Please list all lines of the material below in which the string "prior" occurs.

= = = =

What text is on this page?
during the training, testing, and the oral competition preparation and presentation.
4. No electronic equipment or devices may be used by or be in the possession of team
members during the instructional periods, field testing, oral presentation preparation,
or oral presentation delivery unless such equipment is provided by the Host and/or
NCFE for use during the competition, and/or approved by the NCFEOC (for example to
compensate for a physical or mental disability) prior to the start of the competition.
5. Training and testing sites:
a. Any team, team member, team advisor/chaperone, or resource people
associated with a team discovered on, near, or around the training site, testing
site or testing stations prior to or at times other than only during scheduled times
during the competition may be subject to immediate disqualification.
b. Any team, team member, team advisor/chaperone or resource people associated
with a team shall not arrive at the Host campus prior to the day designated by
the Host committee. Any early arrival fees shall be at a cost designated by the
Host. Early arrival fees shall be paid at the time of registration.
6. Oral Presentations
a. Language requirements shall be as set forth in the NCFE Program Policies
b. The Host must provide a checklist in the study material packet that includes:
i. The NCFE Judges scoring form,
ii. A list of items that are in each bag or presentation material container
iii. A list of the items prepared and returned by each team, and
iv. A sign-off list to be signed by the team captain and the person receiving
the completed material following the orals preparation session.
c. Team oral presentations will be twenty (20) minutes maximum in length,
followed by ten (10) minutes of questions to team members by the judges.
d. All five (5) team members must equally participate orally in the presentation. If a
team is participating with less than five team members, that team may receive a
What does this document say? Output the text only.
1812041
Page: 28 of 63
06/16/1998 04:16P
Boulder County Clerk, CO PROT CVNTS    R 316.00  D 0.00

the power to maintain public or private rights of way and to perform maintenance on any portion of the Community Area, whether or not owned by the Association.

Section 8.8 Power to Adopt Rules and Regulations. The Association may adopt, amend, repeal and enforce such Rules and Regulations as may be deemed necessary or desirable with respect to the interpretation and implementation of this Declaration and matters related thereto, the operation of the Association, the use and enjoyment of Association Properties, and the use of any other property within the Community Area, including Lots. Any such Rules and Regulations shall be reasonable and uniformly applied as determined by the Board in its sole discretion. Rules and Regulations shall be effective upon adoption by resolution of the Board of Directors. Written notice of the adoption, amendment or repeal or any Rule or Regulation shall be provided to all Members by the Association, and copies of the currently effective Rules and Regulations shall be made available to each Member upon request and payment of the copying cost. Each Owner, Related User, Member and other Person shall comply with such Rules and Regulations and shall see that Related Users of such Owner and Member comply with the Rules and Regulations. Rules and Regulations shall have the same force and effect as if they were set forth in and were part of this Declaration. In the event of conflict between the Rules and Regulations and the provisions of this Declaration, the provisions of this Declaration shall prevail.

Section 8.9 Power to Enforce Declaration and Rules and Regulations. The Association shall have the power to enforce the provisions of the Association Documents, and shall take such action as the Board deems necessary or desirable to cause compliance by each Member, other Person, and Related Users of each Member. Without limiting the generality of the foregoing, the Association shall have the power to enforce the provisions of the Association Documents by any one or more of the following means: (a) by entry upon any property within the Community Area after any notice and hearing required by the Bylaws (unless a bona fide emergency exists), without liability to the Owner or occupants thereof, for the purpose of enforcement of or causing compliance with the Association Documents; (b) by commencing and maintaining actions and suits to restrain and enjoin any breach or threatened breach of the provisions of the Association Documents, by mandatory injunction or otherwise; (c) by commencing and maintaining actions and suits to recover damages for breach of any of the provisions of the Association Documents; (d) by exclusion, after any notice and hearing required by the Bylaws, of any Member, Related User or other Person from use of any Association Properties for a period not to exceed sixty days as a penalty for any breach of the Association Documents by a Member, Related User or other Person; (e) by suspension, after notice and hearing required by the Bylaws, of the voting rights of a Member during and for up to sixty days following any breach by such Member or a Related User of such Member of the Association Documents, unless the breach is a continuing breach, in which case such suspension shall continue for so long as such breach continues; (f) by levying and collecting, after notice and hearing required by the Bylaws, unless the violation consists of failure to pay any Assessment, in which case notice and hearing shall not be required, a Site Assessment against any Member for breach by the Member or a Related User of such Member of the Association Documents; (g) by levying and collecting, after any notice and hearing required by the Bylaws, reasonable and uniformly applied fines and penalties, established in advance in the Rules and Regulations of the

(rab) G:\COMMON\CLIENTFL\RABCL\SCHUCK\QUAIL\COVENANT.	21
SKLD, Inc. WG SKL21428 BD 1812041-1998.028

= = = =

**SOLUTION TO THE PROBLEM**.
compensate for a physical or mental disability) prior to the start of the competition.
site or testing stations prior to or at times other than only during scheduled times
with a team shall not arrive at the Host campus prior to the day designated by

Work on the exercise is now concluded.